> Task objective: Keep only the lines where "color" appears.

[Entries with figure data]

━━━━━━━━━━━━━━━━━━━━━━━━━━━━━━

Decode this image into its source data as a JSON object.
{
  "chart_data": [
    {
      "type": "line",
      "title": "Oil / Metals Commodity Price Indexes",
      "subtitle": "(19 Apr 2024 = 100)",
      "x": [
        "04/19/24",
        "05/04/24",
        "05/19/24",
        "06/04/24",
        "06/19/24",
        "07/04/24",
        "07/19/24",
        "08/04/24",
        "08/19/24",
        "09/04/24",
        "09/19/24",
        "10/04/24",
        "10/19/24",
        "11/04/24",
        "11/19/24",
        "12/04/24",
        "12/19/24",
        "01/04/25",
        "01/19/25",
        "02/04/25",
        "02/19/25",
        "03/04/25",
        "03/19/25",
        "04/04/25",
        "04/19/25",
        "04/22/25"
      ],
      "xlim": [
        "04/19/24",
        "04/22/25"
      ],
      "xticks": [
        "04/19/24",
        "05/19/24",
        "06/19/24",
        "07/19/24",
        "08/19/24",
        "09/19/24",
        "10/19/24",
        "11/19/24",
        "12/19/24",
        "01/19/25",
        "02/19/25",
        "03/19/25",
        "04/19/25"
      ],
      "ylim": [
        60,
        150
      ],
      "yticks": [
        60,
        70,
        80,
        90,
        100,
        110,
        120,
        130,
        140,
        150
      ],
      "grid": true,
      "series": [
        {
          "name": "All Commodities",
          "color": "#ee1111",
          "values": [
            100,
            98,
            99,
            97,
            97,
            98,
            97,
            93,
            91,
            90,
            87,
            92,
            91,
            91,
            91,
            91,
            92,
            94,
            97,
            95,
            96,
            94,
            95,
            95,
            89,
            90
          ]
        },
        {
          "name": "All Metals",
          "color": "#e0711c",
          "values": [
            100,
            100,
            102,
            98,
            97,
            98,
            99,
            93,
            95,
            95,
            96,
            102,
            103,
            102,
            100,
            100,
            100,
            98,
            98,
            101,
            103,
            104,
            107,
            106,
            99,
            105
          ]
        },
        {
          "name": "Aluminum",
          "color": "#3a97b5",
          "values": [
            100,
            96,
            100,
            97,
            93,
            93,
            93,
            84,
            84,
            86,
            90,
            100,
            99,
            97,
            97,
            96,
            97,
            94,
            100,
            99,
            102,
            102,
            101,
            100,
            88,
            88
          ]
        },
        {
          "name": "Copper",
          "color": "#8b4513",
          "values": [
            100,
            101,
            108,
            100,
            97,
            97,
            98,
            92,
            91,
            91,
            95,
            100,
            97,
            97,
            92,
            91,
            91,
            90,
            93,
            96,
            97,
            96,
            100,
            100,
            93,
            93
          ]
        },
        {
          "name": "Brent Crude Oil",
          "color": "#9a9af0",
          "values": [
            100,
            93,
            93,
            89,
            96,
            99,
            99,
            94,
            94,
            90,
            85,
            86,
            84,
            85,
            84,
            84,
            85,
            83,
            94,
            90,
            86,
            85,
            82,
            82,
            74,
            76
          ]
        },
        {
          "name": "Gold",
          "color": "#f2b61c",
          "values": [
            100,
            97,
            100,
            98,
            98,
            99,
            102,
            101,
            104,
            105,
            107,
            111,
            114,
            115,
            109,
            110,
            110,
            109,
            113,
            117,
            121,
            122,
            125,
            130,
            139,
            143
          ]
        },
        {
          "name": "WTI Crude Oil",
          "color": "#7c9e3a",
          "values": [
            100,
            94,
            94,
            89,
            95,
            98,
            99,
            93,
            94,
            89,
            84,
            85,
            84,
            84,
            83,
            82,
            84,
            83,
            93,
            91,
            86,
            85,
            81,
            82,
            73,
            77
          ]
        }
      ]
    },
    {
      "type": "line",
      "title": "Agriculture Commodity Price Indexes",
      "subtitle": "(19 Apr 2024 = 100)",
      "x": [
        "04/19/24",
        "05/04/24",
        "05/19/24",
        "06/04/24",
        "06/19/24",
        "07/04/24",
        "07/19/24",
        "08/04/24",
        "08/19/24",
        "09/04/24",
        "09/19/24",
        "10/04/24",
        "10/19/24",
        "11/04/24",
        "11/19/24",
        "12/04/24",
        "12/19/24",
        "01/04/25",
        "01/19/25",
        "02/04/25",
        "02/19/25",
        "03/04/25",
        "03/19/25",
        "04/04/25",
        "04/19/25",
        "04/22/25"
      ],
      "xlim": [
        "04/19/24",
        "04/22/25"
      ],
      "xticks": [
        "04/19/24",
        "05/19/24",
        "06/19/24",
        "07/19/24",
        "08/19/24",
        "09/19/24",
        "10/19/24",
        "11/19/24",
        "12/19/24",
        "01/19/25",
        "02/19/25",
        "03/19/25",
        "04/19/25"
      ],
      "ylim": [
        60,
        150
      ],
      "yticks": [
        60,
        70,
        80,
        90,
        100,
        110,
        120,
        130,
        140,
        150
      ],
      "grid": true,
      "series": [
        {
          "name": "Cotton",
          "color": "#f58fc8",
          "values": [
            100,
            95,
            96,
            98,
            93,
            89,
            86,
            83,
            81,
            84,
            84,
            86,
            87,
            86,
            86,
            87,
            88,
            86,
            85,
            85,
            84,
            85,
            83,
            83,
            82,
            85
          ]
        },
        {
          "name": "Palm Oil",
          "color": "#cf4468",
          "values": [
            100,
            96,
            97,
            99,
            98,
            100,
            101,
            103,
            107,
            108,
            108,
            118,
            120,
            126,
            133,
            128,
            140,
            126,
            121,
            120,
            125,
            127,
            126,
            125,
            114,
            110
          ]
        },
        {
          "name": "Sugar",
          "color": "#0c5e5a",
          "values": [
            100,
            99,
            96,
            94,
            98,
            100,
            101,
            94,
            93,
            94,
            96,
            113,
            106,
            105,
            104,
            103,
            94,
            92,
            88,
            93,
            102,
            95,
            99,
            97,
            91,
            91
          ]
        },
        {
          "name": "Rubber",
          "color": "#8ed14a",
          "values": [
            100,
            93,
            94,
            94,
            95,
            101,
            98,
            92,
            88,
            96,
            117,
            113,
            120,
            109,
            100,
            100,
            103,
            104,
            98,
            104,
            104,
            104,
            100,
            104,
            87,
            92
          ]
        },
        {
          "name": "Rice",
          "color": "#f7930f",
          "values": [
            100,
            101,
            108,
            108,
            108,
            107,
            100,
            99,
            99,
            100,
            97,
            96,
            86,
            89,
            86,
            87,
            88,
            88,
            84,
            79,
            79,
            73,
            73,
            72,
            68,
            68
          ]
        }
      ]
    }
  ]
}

━━━━━━━━━━━━━━━━━━━━━━━━━━━━━━

> Response for this exercise:
          "color": "#ee1111",
          "color": "#e0711c",
          "color": "#3a97b5",
          "color": "#8b4513",
          "color": "#9a9af0",
          "color": "#f2b61c",
          "color": "#7c9e3a",
          "color": "#f58fc8",
          "color": "#cf4468",
          "color": "#0c5e5a",
          "color": "#8ed14a",
          "color": "#f7930f",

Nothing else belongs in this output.